─── Material for this task ───
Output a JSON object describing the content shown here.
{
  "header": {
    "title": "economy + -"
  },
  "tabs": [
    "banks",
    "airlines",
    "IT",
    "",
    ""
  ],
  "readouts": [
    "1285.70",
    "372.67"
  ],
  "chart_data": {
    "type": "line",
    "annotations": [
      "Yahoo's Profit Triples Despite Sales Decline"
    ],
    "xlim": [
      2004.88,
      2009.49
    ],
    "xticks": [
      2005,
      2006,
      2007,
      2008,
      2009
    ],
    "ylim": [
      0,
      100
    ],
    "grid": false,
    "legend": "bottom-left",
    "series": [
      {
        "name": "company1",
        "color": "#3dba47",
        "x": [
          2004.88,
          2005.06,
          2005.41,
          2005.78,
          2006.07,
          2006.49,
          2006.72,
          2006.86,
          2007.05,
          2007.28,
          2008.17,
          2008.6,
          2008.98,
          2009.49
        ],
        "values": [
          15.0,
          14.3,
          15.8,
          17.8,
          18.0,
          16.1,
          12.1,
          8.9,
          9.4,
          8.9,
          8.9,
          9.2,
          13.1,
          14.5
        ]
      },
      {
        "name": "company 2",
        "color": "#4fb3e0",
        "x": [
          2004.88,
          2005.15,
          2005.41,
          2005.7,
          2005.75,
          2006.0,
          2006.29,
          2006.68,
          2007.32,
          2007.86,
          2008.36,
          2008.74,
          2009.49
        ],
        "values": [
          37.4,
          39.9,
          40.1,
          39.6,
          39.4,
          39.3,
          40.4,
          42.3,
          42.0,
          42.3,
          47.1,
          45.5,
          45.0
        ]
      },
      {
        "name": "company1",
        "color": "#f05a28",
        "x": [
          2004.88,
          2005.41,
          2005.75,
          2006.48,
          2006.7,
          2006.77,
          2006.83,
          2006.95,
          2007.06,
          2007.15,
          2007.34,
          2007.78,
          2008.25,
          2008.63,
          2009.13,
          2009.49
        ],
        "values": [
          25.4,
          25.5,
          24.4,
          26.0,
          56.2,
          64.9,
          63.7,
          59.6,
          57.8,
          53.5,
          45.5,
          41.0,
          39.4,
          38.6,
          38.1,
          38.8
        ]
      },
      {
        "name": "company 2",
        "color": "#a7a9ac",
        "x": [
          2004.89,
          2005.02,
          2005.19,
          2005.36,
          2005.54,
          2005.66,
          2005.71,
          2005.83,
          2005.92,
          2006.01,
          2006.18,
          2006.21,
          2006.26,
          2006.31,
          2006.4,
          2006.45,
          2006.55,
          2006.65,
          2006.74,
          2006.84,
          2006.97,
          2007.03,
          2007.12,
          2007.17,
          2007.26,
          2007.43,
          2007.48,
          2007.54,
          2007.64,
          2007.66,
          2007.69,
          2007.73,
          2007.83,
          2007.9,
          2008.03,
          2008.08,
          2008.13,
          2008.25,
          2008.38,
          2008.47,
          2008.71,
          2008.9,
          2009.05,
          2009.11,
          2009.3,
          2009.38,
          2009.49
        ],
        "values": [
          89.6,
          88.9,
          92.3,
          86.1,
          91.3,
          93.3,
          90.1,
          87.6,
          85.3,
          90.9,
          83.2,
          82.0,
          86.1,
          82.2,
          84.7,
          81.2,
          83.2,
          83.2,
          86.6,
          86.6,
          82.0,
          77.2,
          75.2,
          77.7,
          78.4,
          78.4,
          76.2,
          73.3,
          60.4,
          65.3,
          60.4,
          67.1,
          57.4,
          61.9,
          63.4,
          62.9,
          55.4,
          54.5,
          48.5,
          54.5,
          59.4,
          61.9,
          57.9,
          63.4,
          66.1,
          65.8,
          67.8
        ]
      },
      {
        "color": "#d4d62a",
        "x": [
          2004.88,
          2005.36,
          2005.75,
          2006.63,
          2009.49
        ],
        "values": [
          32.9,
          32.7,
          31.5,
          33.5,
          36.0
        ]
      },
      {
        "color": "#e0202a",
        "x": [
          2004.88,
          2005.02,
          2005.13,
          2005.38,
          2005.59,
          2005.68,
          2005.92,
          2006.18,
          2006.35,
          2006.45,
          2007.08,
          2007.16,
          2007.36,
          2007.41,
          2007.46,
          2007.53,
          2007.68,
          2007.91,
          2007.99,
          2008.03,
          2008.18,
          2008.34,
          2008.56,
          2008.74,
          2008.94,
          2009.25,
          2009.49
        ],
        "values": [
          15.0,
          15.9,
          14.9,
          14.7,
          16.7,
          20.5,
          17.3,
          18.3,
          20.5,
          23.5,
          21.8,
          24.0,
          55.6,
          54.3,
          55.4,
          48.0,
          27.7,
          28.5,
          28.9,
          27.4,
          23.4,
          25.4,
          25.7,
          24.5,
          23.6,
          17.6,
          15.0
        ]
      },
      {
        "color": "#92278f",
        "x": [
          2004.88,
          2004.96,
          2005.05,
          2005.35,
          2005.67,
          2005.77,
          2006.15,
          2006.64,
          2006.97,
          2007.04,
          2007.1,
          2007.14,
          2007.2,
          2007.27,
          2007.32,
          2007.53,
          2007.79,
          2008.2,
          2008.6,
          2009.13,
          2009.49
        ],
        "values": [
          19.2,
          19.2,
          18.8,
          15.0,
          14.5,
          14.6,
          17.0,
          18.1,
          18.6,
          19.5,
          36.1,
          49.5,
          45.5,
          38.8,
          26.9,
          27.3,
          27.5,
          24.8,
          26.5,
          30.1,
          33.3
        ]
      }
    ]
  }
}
───
* _Exercise brief_:
Output each entry precisely as given.

* _The result_:
Output a JSON object describing the content shown here.
{
  "header": {
    "title": "economy + -"
  },
  "tabs": [
    "banks",
    "airlines",
    "IT",
    "",
    ""
  ],
  "readouts": [
    "1285.70",
    "372.67"
  ],
  "chart_data": {
    "type": "line",
    "annotations": [
      "Yahoo's Profit Triples Despite Sales Decline"
    ],
    "xlim": [
      2004.88,
      2009.49
    ],
    "xticks": [
      2005,
      2006,
      2007,
      2008,
      2009
    ],
    "ylim": [
      0,
      100
    ],
    "grid": false,
    "legend": "bottom-left",
    "series": [
      {
        "name": "company1",
        "color": "#3dba47",
        "x": [
          2004.88,
          2005.06,
          2005.41,
          2005.78,
          2006.07,
          2006.49,
          2006.72,
          2006.86,
          2007.05,
          2007.28,
          2008.17,
          2008.6,
          2008.98,
          2009.49
        ],
        "values": [
          15.0,
          14.3,
          15.8,
          17.8,
          18.0,
          16.1,
          12.1,
          8.9,
          9.4,
          8.9,
          8.9,
          9.2,
          13.1,
          14.5
        ]
      },
      {
        "name": "company 2",
        "color": "#4fb3e0",
        "x": [
          2004.88,
          2005.15,
          2005.41,
          2005.7,
          2005.75,
          2006.0,
          2006.29,
          2006.68,
          2007.32,
          2007.86,
          2008.36,
          2008.74,
          2009.49
        ],
        "values": [
          37.4,
          39.9,
          40.1,
          39.6,
          39.4,
          39.3,
          40.4,
          42.3,
          42.0,
          42.3,
          47.1,
          45.5,
          45.0
        ]
      },
      {
        "name": "company1",
        "color": "#f05a28",
        "x": [
          2004.88,
          2005.41,
          2005.75,
          2006.48,
          2006.7,
          2006.77,
          2006.83,
          2006.95,
          2007.06,
          2007.15,
          2007.34,
          2007.78,
          2008.25,
          2008.63,
          2009.13,
          2009.49
        ],
        "values": [
          25.4,
          25.5,
          24.4,
          26.0,
          56.2,
          64.9,
          63.7,
          59.6,
          57.8,
          53.5,
          45.5,
          41.0,
          39.4,
          38.6,
          38.1,
          38.8
        ]
      },
      {
        "name": "company 2",
        "color": "#a7a9ac",
        "x": [
          2004.89,
          2005.02,
          2005.19,
          2005.36,
          2005.54,
          2005.66,
          2005.71,
          2005.83,
          2005.92,
          2006.01,
          2006.18,
          2006.21,
          2006.26,
          2006.31,
          2006.4,
          2006.45,
          2006.55,
          2006.65,
          2006.74,
          2006.84,
          2006.97,
          2007.03,
          2007.12,
          2007.17,
          2007.26,
          2007.43,
          2007.48,
          2007.54,
          2007.64,
          2007.66,
          2007.69,
          2007.73,
          2007.83,
          2007.9,
          2008.03,
          2008.08,
          2008.13,
          2008.25,
          2008.38,
          2008.47,
          2008.71,
          2008.9,
          2009.05,
          2009.11,
          2009.3,
          2009.38,
          2009.49
        ],
        "values": [
          89.6,
          88.9,
          92.3,
          86.1,
          91.3,
          93.3,
          90.1,
          87.6,
          85.3,
          90.9,
          83.2,
          82.0,
          86.1,
          82.2,
          84.7,
          81.2,
          83.2,
          83.2,
          86.6,
          86.6,
          82.0,
          77.2,
          75.2,
          77.7,
          78.4,
          78.4,
          76.2,
          73.3,
          60.4,
          65.3,
          60.4,
          67.1,
          57.4,
          61.9,
          63.4,
          62.9,
          55.4,
          54.5,
          48.5,
          54.5,
          59.4,
          61.9,
          57.9,
          63.4,
          66.1,
          65.8,
          67.8
        ]
      },
      {
        "color": "#d4d62a",
        "x": [
          2004.88,
          2005.36,
          2005.75,
          2006.63,
          2009.49
        ],
        "values": [
          32.9,
          32.7,
          31.5,
          33.5,
          36.0
        ]
      },
      {
        "color": "#e0202a",
        "x": [
          2004.88,
          2005.02,
          2005.13,
          2005.38,
          2005.59,
          2005.68,
          2005.92,
          2006.18,
          2006.35,
          2006.45,
          2007.08,
          2007.16,
          2007.36,
          2007.41,
          2007.46,
          2007.53,
          2007.68,
          2007.91,
          2007.99,
          2008.03,
          2008.18,
          2008.34,
          2008.56,
          2008.74,
          2008.94,
          2009.25,
          2009.49
        ],
        "values": [
          15.0,
          15.9,
          14.9,
          14.7,
          16.7,
          20.5,
          17.3,
          18.3,
          20.5,
          23.5,
          21.8,
          24.0,
          55.6,
          54.3,
          55.4,
          48.0,
          27.7,
          28.5,
          28.9,
          27.4,
          23.4,
          25.4,
          25.7,
          24.5,
          23.6,
          17.6,
          15.0
        ]
      },
      {
        "color": "#92278f",
        "x": [
          2004.88,
          2004.96,
          2005.05,
          2005.35,
          2005.67,
          2005.77,
          2006.15,
          2006.64,
          2006.97,
          2007.04,
          2007.1,
          2007.14,
          2007.2,
          2007.27,
          2007.32,
          2007.53,
          2007.79,
          2008.2,
          2008.6,
          2009.13,
          2009.49
        ],
        "values": [
          19.2,
          19.2,
          18.8,
          15.0,
          14.5,
          14.6,
          17.0,
          18.1,
          18.6,
          19.5,
          36.1,
          49.5,
          45.5,
          38.8,
          26.9,
          27.3,
          27.5,
          24.8,
          26.5,
          30.1,
          33.3
        ]
      }
    ]
  }
}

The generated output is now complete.